* **What you are asked to do**
Return the material word for word. Do not include the pictures.

— Start Extracted entries —

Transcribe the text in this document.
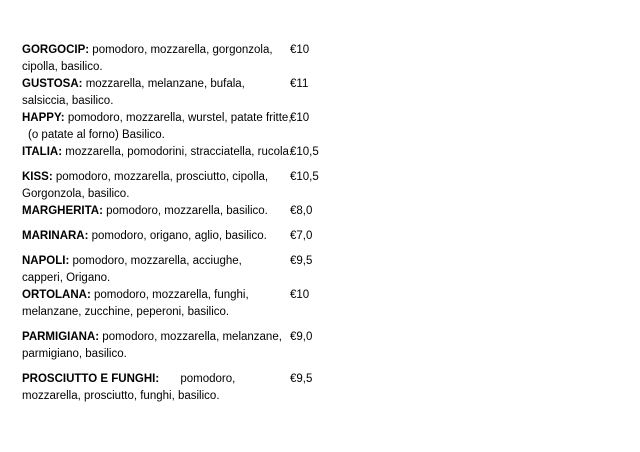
GORGOCIP: pomodoro, mozzarella, gorgonzola, cipolla, basilico.
€10
GUSTOSA: mozzarella, melanzane, bufala, salsiccia, basilico.
€11
HAPPY: pomodoro, mozzarella, wurstel, patate fritte,
(o patate al forno) Basilico.
€10
ITALIA: mozzarella, pomodorini, stracciatella, rucola.
€10,5
KISS: pomodoro, mozzarella, prosciutto, cipolla, Gorgonzola, basilico.
€10,5
MARGHERITA: pomodoro, mozzarella, basilico.	€8,0
MARINARA: pomodoro, origano, aglio, basilico.	€7,0
NAPOLI: pomodoro, mozzarella, acciughe, capperi, Origano.
€9,5
ORTOLANA: pomodoro, mozzarella, funghi, melanzane, zucchine, peperoni, basilico.
€10
PARMIGIANA: pomodoro, mozzarella, melanzane, parmigiano, basilico.
€9,0
PROSCIUTTO E FUNGHI: pomodoro, mozzarella, prosciutto, funghi, basilico.
€9,5
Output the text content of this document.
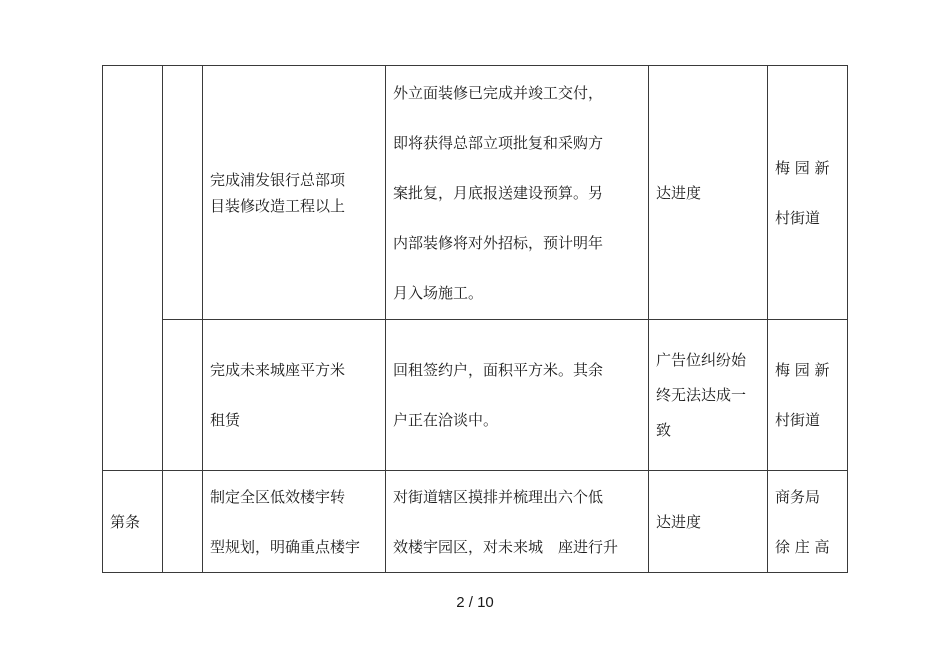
		完成浦发银行总部项
目装修改造工程以上	外立面装修已完成并竣工交付，
即将获得总部立项批复和采购方
案批复，月底报送建设预算。另
内部装修将对外招标，预计明年
月入场施工。	达进度	梅 园 新
村街道

		完成未来城座平方米
租赁	回租签约户，面积平方米。其余
户正在洽谈中。	广告位纠纷始
终无法达成一
致	梅 园 新
村街道

第条		制定全区低效楼宇转
型规划，明确重点楼宇	对街道辖区摸排并梳理出六个低
效楼宇园区，对未来城　座进行升	达进度	商务局
徐 庄 高
2 / 10
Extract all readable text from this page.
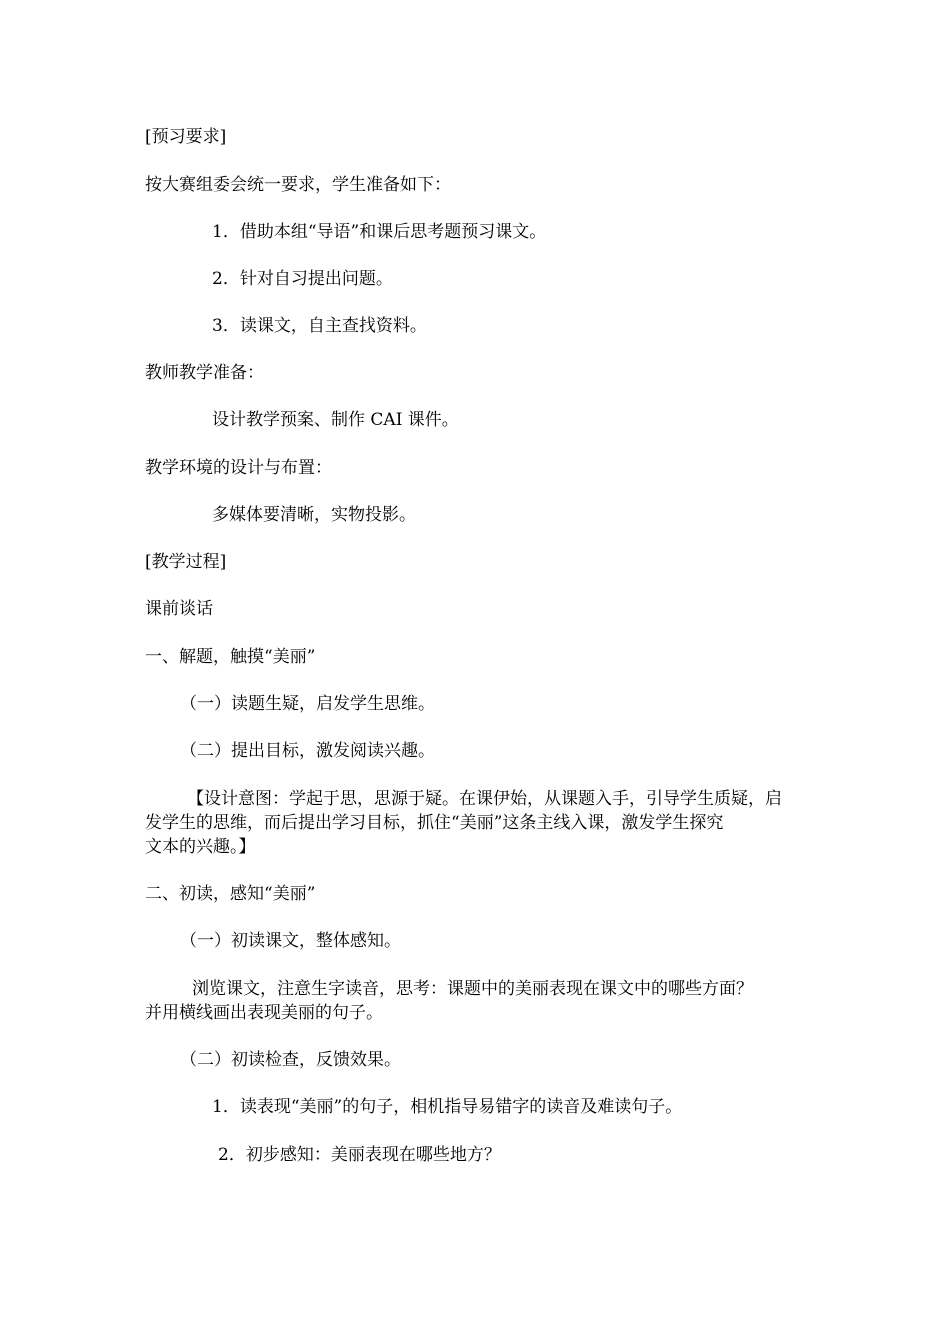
[预习要求]

按大赛组委会统一要求，学生准备如下：

1．借助本组“导语”和课后思考题预习课文。

2．针对自习提出问题。

3．读课文，自主查找资料。

教师教学准备：

设计教学预案、制作 CAI 课件。

教学环境的设计与布置：

多媒体要清晰，实物投影。

[教学过程]

课前谈话

一、解题，触摸“美丽”

（一）读题生疑，启发学生思维。

（二）提出目标，激发阅读兴趣。

【设计意图：学起于思，思源于疑。在课伊始，从课题入手，引导学生质疑，启

发学生的思维，而后提出学习目标，抓住“美丽”这条主线入课，激发学生探究

文本的兴趣。】

二、初读，感知“美丽”

（一）初读课文，整体感知。

浏览课文，注意生字读音，思考：课题中的美丽表现在课文中的哪些方面？

并用横线画出表现美丽的句子。

（二）初读检查，反馈效果。

1．读表现“美丽”的句子，相机指导易错字的读音及难读句子。

2．初步感知：美丽表现在哪些地方？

— End Extracted entries —

* **Exercise result**
Transcribe the text in this document.
GORGOCIP: pomodoro, mozzarella, gorgonzola, cipolla, basilico.
€10
GUSTOSA: mozzarella, melanzane, bufala, salsiccia, basilico.
€11
HAPPY: pomodoro, mozzarella, wurstel, patate fritte,
(o patate al forno) Basilico.
€10
ITALIA: mozzarella, pomodorini, stracciatella, rucola.
€10,5
KISS: pomodoro, mozzarella, prosciutto, cipolla, Gorgonzola, basilico.
€10,5
MARGHERITA: pomodoro, mozzarella, basilico.	€8,0
MARINARA: pomodoro, origano, aglio, basilico.	€7,0
NAPOLI: pomodoro, mozzarella, acciughe, capperi, Origano.
€9,5
ORTOLANA: pomodoro, mozzarella, funghi, melanzane, zucchine, peperoni, basilico.
€10
PARMIGIANA: pomodoro, mozzarella, melanzane, parmigiano, basilico.
€9,0
PROSCIUTTO E FUNGHI: pomodoro, mozzarella, prosciutto, funghi, basilico.
€9,5
Output the text content of this document.
		完成浦发银行总部项
目装修改造工程以上	外立面装修已完成并竣工交付，
即将获得总部立项批复和采购方
案批复，月底报送建设预算。另
内部装修将对外招标，预计明年
月入场施工。	达进度	梅 园 新
村街道

		完成未来城座平方米
租赁	回租签约户，面积平方米。其余
户正在洽谈中。	广告位纠纷始
终无法达成一
致	梅 园 新
村街道

第条		制定全区低效楼宇转
型规划，明确重点楼宇	对街道辖区摸排并梳理出六个低
效楼宇园区，对未来城　座进行升	达进度	商务局
徐 庄 高
2 / 10
Extract all readable text from this page.
[预习要求]

按大赛组委会统一要求，学生准备如下：

1．借助本组“导语”和课后思考题预习课文。

2．针对自习提出问题。

3．读课文，自主查找资料。

教师教学准备：

设计教学预案、制作 CAI 课件。

教学环境的设计与布置：

多媒体要清晰，实物投影。

[教学过程]

课前谈话

一、解题，触摸“美丽”

（一）读题生疑，启发学生思维。

（二）提出目标，激发阅读兴趣。

【设计意图：学起于思，思源于疑。在课伊始，从课题入手，引导学生质疑，启

发学生的思维，而后提出学习目标，抓住“美丽”这条主线入课，激发学生探究

文本的兴趣。】

二、初读，感知“美丽”

（一）初读课文，整体感知。

浏览课文，注意生字读音，思考：课题中的美丽表现在课文中的哪些方面？

并用横线画出表现美丽的句子。

（二）初读检查，反馈效果。

1．读表现“美丽”的句子，相机指导易错字的读音及难读句子。

2．初步感知：美丽表现在哪些地方？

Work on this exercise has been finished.